(Dataset excerpt)

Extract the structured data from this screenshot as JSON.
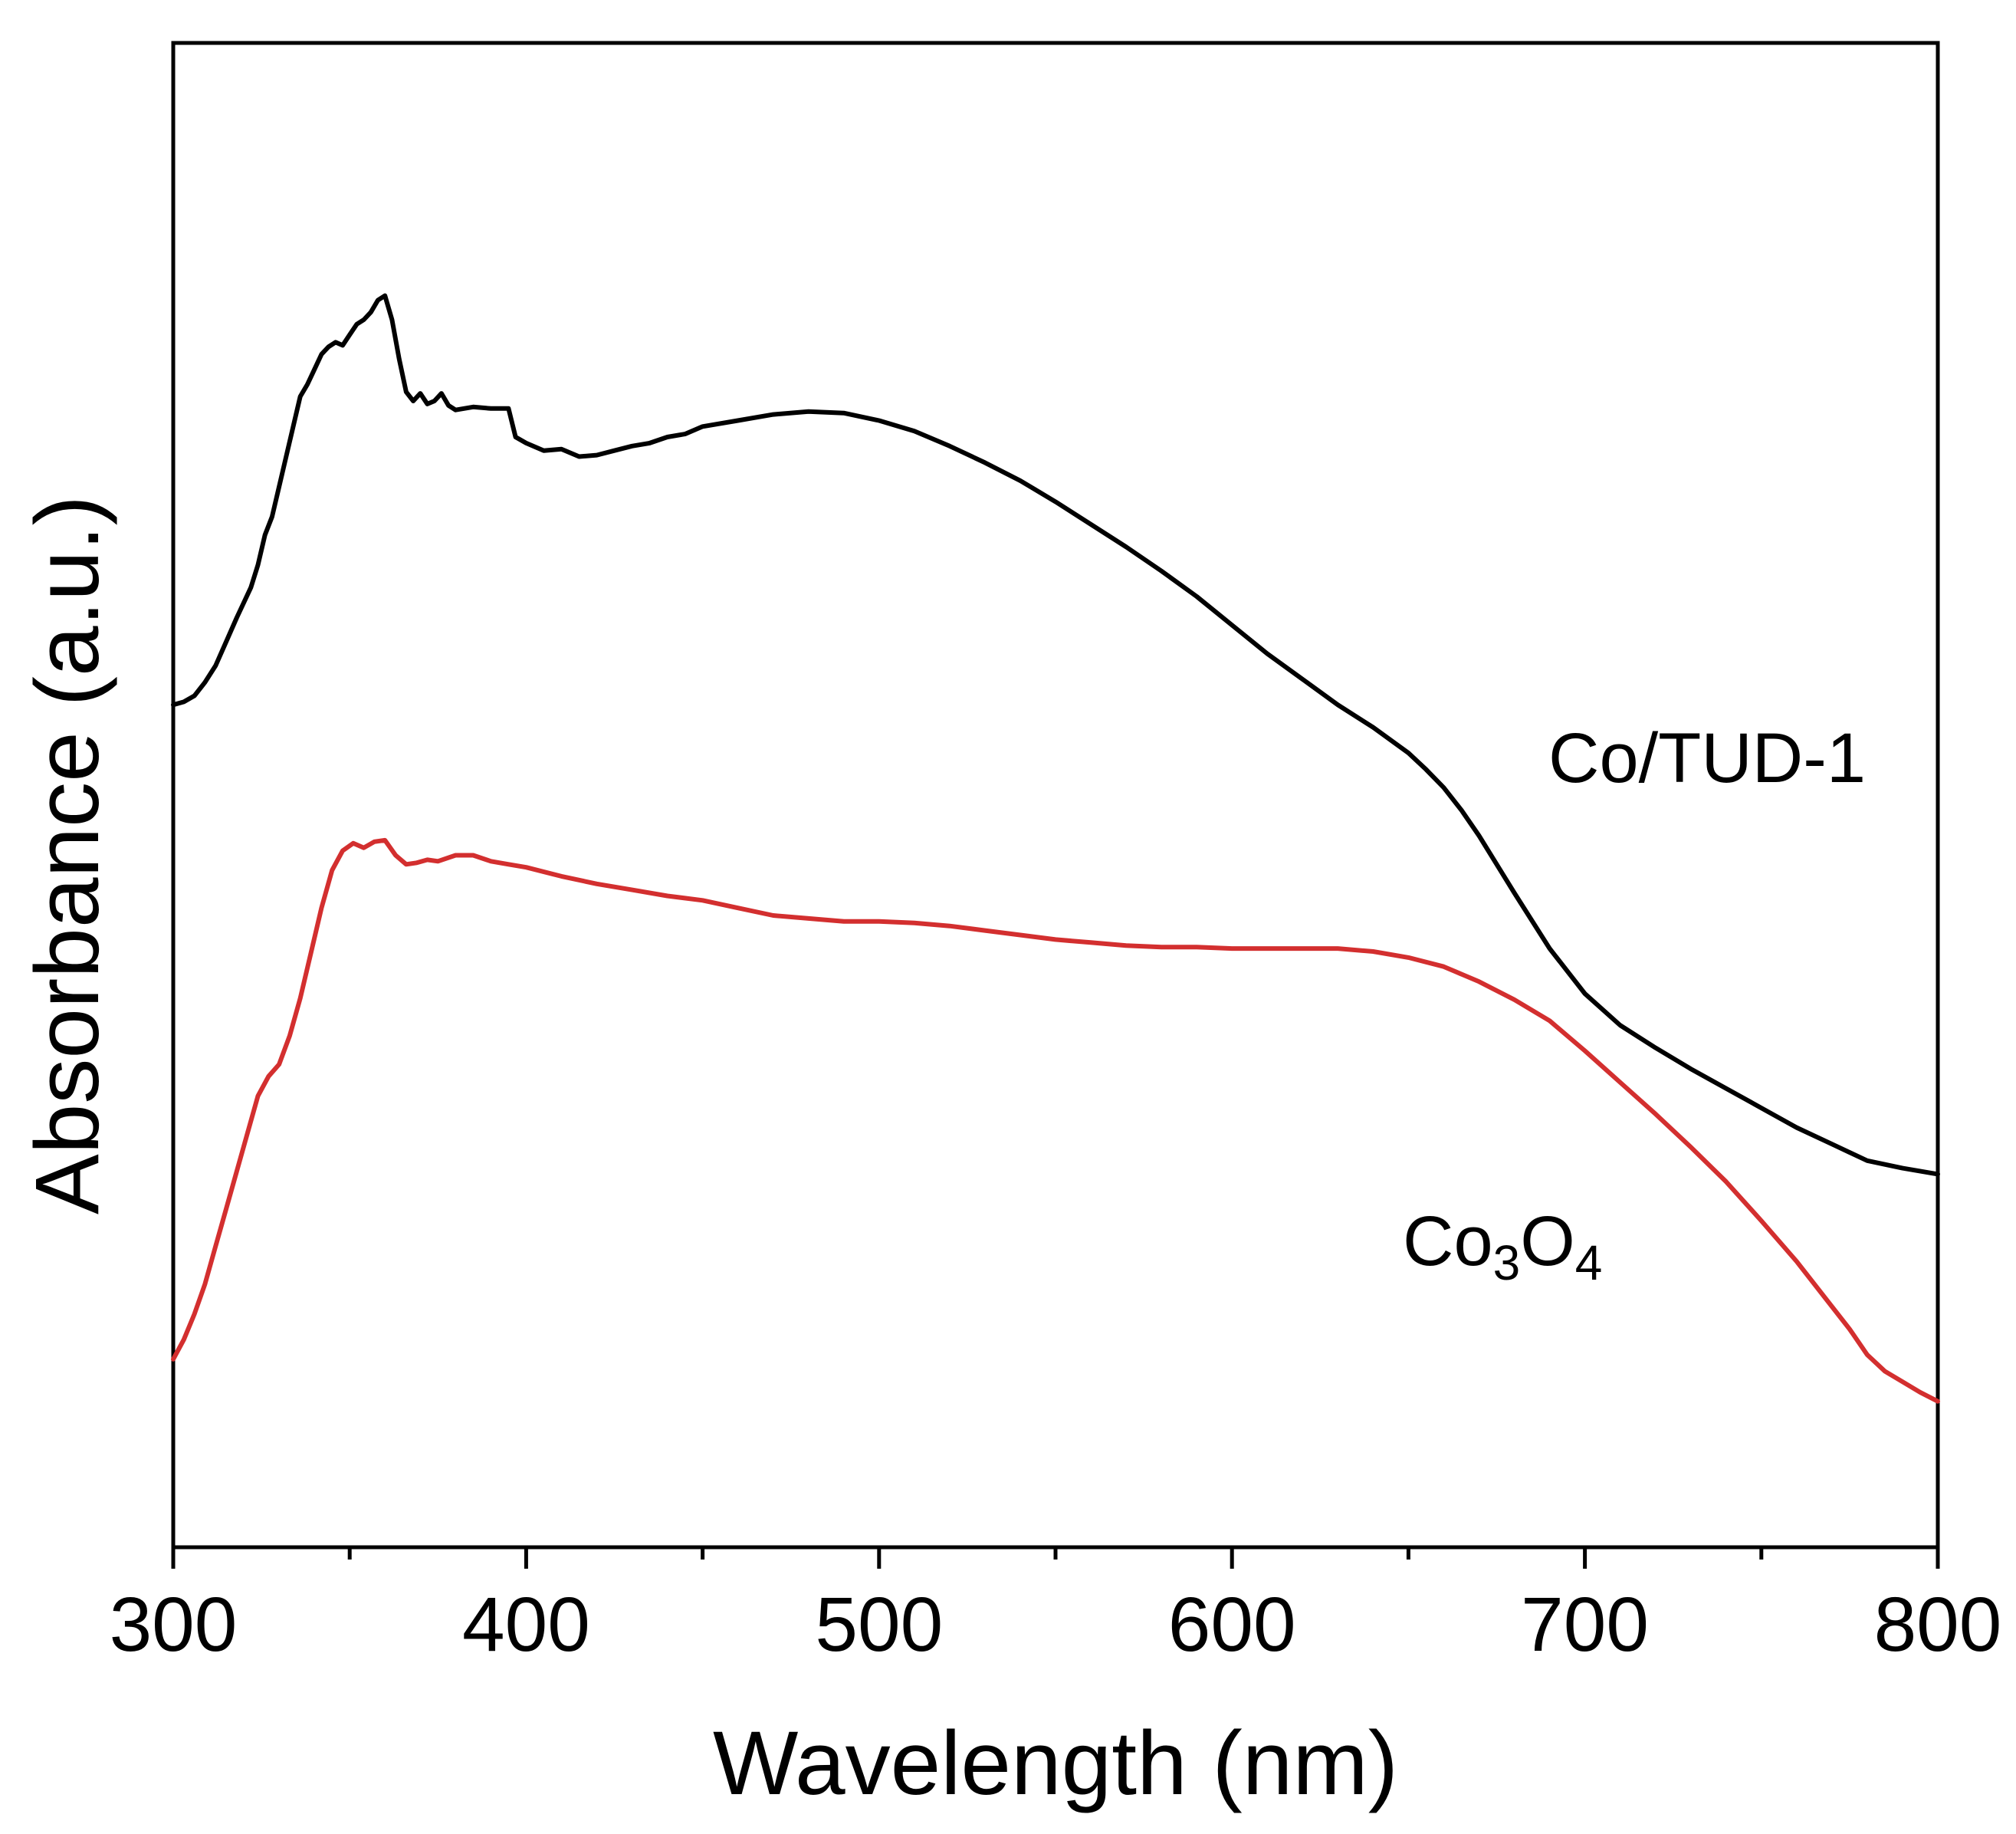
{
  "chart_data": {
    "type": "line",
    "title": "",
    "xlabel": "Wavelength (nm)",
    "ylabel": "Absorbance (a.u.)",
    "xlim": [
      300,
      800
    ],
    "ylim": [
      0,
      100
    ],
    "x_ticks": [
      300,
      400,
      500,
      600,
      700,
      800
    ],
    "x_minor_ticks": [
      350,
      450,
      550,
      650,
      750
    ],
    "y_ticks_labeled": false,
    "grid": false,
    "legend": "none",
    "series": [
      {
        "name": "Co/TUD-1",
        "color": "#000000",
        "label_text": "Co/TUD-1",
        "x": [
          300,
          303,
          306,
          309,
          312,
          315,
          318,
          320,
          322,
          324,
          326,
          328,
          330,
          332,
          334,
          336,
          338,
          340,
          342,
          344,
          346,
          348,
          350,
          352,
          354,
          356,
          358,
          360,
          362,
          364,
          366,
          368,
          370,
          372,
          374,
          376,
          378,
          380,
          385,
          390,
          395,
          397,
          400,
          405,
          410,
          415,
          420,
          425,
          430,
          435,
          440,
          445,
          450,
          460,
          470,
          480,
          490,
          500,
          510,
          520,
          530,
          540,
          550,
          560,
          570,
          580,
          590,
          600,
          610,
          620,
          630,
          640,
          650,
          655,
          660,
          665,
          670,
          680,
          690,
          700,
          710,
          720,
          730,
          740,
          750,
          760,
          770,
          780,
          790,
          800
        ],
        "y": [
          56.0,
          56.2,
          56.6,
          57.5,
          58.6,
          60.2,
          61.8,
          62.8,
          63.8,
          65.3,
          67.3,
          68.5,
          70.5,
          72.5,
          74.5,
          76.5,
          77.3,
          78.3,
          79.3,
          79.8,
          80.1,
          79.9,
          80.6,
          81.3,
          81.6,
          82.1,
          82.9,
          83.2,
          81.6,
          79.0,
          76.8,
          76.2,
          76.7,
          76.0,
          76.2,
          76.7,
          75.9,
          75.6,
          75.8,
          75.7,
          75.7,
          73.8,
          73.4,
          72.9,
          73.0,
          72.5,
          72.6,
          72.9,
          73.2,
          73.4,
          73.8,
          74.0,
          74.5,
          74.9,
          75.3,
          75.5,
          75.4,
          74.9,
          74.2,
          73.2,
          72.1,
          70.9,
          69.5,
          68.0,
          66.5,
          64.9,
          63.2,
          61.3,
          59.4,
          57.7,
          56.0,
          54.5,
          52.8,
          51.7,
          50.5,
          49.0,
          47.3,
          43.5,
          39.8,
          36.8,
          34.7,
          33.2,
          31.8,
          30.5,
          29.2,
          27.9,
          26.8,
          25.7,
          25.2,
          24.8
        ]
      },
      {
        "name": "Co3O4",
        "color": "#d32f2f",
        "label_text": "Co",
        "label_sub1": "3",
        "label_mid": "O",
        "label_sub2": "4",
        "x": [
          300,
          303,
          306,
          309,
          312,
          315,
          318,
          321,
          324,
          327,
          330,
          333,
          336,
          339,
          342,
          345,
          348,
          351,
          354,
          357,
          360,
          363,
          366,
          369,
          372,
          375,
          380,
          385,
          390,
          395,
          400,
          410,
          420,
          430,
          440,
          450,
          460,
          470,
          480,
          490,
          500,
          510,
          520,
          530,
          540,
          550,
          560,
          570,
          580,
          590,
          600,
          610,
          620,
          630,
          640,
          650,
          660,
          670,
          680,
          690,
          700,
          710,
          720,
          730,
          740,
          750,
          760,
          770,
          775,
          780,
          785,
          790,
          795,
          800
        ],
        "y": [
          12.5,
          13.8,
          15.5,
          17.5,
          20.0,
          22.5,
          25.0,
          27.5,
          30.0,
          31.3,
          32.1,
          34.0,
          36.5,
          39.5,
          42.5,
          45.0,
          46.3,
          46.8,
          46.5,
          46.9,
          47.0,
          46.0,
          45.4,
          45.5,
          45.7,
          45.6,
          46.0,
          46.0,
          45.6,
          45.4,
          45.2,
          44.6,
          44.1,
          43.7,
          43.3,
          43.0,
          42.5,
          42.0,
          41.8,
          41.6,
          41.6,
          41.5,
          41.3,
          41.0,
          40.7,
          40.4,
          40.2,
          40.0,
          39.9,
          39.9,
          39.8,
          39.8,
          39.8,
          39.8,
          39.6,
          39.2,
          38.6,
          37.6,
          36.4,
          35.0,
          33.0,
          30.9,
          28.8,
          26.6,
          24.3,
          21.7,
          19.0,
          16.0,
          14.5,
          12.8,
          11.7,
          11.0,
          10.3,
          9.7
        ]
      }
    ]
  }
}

> [Written instruction] Write every record out again exactly; no pictures belong in the copy.

> [The reply]
Extract the structured data from this screenshot as JSON.
{
  "chart_data": {
    "type": "line",
    "title": "",
    "xlabel": "Wavelength (nm)",
    "ylabel": "Absorbance (a.u.)",
    "xlim": [
      300,
      800
    ],
    "ylim": [
      0,
      100
    ],
    "x_ticks": [
      300,
      400,
      500,
      600,
      700,
      800
    ],
    "x_minor_ticks": [
      350,
      450,
      550,
      650,
      750
    ],
    "y_ticks_labeled": false,
    "grid": false,
    "legend": "none",
    "series": [
      {
        "name": "Co/TUD-1",
        "color": "#000000",
        "label_text": "Co/TUD-1",
        "x": [
          300,
          303,
          306,
          309,
          312,
          315,
          318,
          320,
          322,
          324,
          326,
          328,
          330,
          332,
          334,
          336,
          338,
          340,
          342,
          344,
          346,
          348,
          350,
          352,
          354,
          356,
          358,
          360,
          362,
          364,
          366,
          368,
          370,
          372,
          374,
          376,
          378,
          380,
          385,
          390,
          395,
          397,
          400,
          405,
          410,
          415,
          420,
          425,
          430,
          435,
          440,
          445,
          450,
          460,
          470,
          480,
          490,
          500,
          510,
          520,
          530,
          540,
          550,
          560,
          570,
          580,
          590,
          600,
          610,
          620,
          630,
          640,
          650,
          655,
          660,
          665,
          670,
          680,
          690,
          700,
          710,
          720,
          730,
          740,
          750,
          760,
          770,
          780,
          790,
          800
        ],
        "y": [
          56.0,
          56.2,
          56.6,
          57.5,
          58.6,
          60.2,
          61.8,
          62.8,
          63.8,
          65.3,
          67.3,
          68.5,
          70.5,
          72.5,
          74.5,
          76.5,
          77.3,
          78.3,
          79.3,
          79.8,
          80.1,
          79.9,
          80.6,
          81.3,
          81.6,
          82.1,
          82.9,
          83.2,
          81.6,
          79.0,
          76.8,
          76.2,
          76.7,
          76.0,
          76.2,
          76.7,
          75.9,
          75.6,
          75.8,
          75.7,
          75.7,
          73.8,
          73.4,
          72.9,
          73.0,
          72.5,
          72.6,
          72.9,
          73.2,
          73.4,
          73.8,
          74.0,
          74.5,
          74.9,
          75.3,
          75.5,
          75.4,
          74.9,
          74.2,
          73.2,
          72.1,
          70.9,
          69.5,
          68.0,
          66.5,
          64.9,
          63.2,
          61.3,
          59.4,
          57.7,
          56.0,
          54.5,
          52.8,
          51.7,
          50.5,
          49.0,
          47.3,
          43.5,
          39.8,
          36.8,
          34.7,
          33.2,
          31.8,
          30.5,
          29.2,
          27.9,
          26.8,
          25.7,
          25.2,
          24.8
        ]
      },
      {
        "name": "Co3O4",
        "color": "#d32f2f",
        "label_text": "Co",
        "label_sub1": "3",
        "label_mid": "O",
        "label_sub2": "4",
        "x": [
          300,
          303,
          306,
          309,
          312,
          315,
          318,
          321,
          324,
          327,
          330,
          333,
          336,
          339,
          342,
          345,
          348,
          351,
          354,
          357,
          360,
          363,
          366,
          369,
          372,
          375,
          380,
          385,
          390,
          395,
          400,
          410,
          420,
          430,
          440,
          450,
          460,
          470,
          480,
          490,
          500,
          510,
          520,
          530,
          540,
          550,
          560,
          570,
          580,
          590,
          600,
          610,
          620,
          630,
          640,
          650,
          660,
          670,
          680,
          690,
          700,
          710,
          720,
          730,
          740,
          750,
          760,
          770,
          775,
          780,
          785,
          790,
          795,
          800
        ],
        "y": [
          12.5,
          13.8,
          15.5,
          17.5,
          20.0,
          22.5,
          25.0,
          27.5,
          30.0,
          31.3,
          32.1,
          34.0,
          36.5,
          39.5,
          42.5,
          45.0,
          46.3,
          46.8,
          46.5,
          46.9,
          47.0,
          46.0,
          45.4,
          45.5,
          45.7,
          45.6,
          46.0,
          46.0,
          45.6,
          45.4,
          45.2,
          44.6,
          44.1,
          43.7,
          43.3,
          43.0,
          42.5,
          42.0,
          41.8,
          41.6,
          41.6,
          41.5,
          41.3,
          41.0,
          40.7,
          40.4,
          40.2,
          40.0,
          39.9,
          39.9,
          39.8,
          39.8,
          39.8,
          39.8,
          39.6,
          39.2,
          38.6,
          37.6,
          36.4,
          35.0,
          33.0,
          30.9,
          28.8,
          26.6,
          24.3,
          21.7,
          19.0,
          16.0,
          14.5,
          12.8,
          11.7,
          11.0,
          10.3,
          9.7
        ]
      }
    ]
  }
}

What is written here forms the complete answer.